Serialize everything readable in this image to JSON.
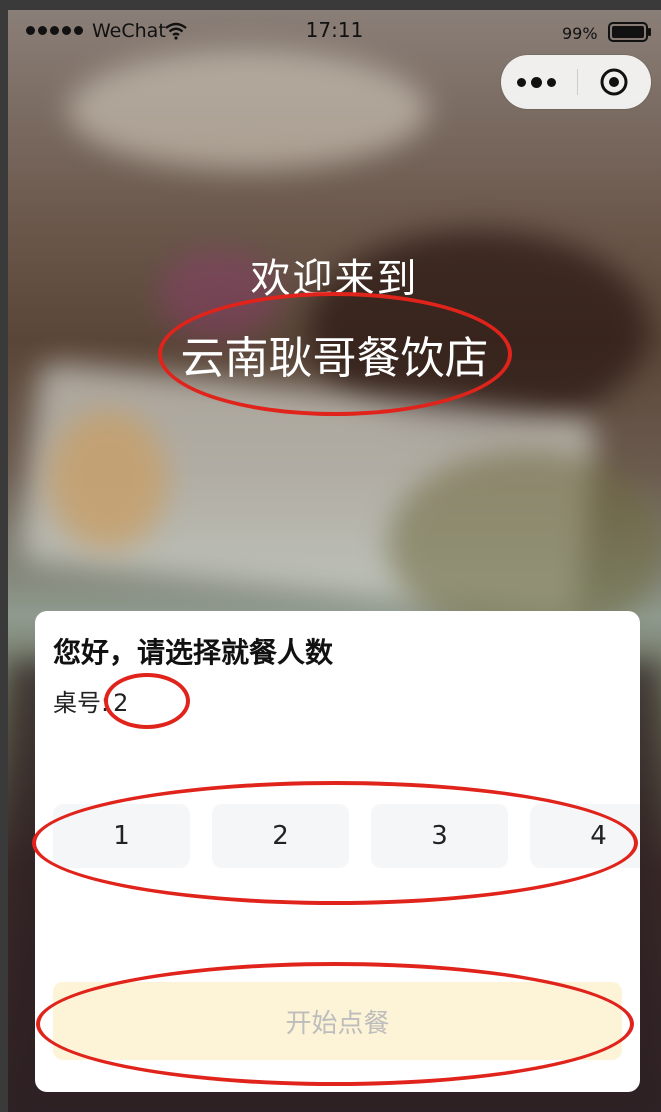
{
  "status_bar": {
    "carrier": "WeChat",
    "time": "17:11",
    "battery": "99%"
  },
  "welcome": {
    "line": "欢迎来到",
    "restaurant_name": "云南耿哥餐饮店"
  },
  "card": {
    "title": "您好，请选择就餐人数",
    "table_label": "桌号:",
    "table_number": "2",
    "count_options": [
      "1",
      "2",
      "3",
      "4"
    ],
    "start_button": "开始点餐"
  },
  "colors": {
    "annotation": "#e0231b",
    "start_button_bg": "#fdf3d6",
    "option_bg": "#f5f6f8"
  }
}
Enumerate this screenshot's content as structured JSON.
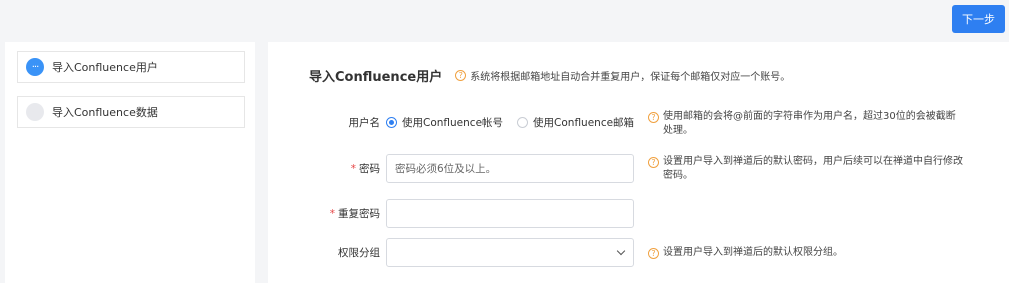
{
  "header": {
    "next_label": "下一步"
  },
  "sidebar": {
    "steps": [
      {
        "label": "导入Confluence用户",
        "marker": "···",
        "active": true
      },
      {
        "label": "导入Confluence数据",
        "marker": "···",
        "active": false
      }
    ]
  },
  "main": {
    "title": "导入Confluence用户",
    "title_hint": "系统将根据邮箱地址自动合并重复用户，保证每个邮箱仅对应一个账号。",
    "username": {
      "label": "用户名",
      "options": [
        {
          "label": "使用Confluence帐号",
          "checked": true
        },
        {
          "label": "使用Confluence邮箱",
          "checked": false
        }
      ],
      "hint": "使用邮箱的会将@前面的字符串作为用户名，超过30位的会被截断处理。"
    },
    "password": {
      "required_mark": "*",
      "label": "密码",
      "placeholder": "密码必须6位及以上。",
      "hint": "设置用户导入到禅道后的默认密码，用户后续可以在禅道中自行修改密码。"
    },
    "confirm_password": {
      "required_mark": "*",
      "label": "重复密码",
      "value": ""
    },
    "permission_group": {
      "label": "权限分组",
      "selected": "",
      "hint": "设置用户导入到禅道后的默认权限分组。"
    },
    "hint_icon_text": "?"
  },
  "colors": {
    "primary": "#2e7ff1",
    "hint_icon": "#f0a140",
    "required": "#e64545"
  }
}
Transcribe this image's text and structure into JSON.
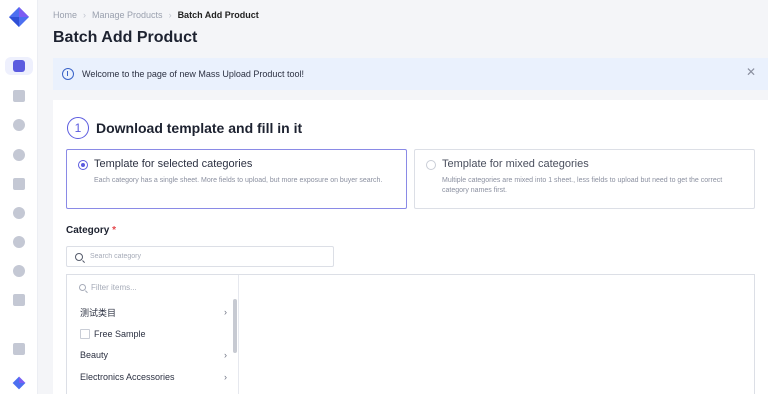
{
  "sidebar": {
    "icons": [
      "logo-icon",
      "product-icon",
      "order-icon",
      "marketing-icon",
      "data-icon",
      "store-icon",
      "finance-icon",
      "service-icon",
      "help-icon",
      "account-icon",
      "notes-icon",
      "logo-icon"
    ]
  },
  "breadcrumb": {
    "items": [
      "Home",
      "Manage Products",
      "Batch Add Product"
    ]
  },
  "page_title": "Batch Add Product",
  "banner": {
    "text": "Welcome to the page of new Mass Upload Product tool!"
  },
  "step": {
    "number": "1",
    "title": "Download template and fill in it"
  },
  "options": [
    {
      "title": "Template for selected categories",
      "desc": "Each category has a single sheet. More fields to upload, but more exposure on buyer search.",
      "selected": true
    },
    {
      "title": "Template for mixed categories",
      "desc": "Multiple categories are mixed into 1 sheet., less fields to upload but need to get the correct category names first.",
      "selected": false
    }
  ],
  "category": {
    "label": "Category",
    "required_mark": "*",
    "search_placeholder": "Search category",
    "filter_placeholder": "Filter items...",
    "items": [
      {
        "label": "测试类目",
        "has_children": true
      },
      {
        "label": "Free Sample",
        "checkbox": true
      },
      {
        "label": "Beauty",
        "has_children": true
      },
      {
        "label": "Electronics Accessories",
        "has_children": true
      }
    ]
  },
  "colors": {
    "accent": "#5b5bdf",
    "banner_bg": "#eaf1fd",
    "required": "#e5484d"
  }
}
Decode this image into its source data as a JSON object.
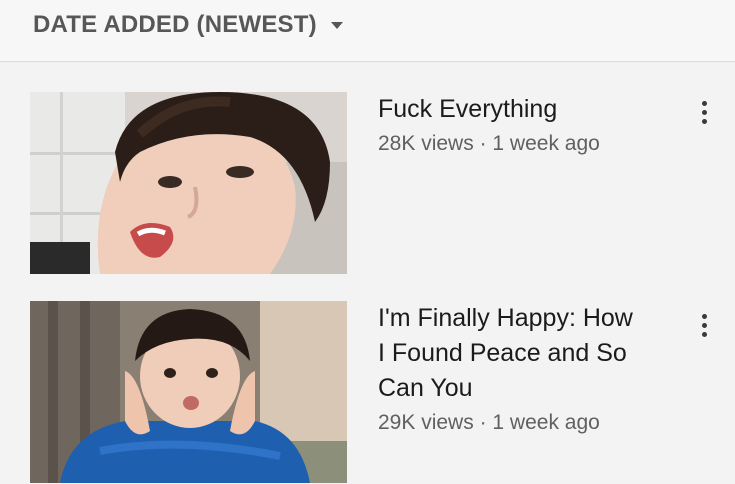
{
  "sort": {
    "label": "DATE ADDED (NEWEST)",
    "icon": "caret-down-icon"
  },
  "videos": [
    {
      "title": "Fuck Everything",
      "views": "28K views",
      "separator": "·",
      "age": "1 week ago",
      "menu_icon": "more-vert-icon"
    },
    {
      "title": "I'm Finally Happy: How I Found Peace and So Can You",
      "views": "29K views",
      "separator": "·",
      "age": "1 week ago",
      "menu_icon": "more-vert-icon"
    }
  ]
}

============================================================

▶ [What to work on]:
Scan the entries above for the word "true" and collect each line holding it.

▶ [Solution to the exercise]:
        "active": true
          "checked": true
      "selected": true
        "has_children": true
        "checkbox": true
        "has_children": true
        "has_children": true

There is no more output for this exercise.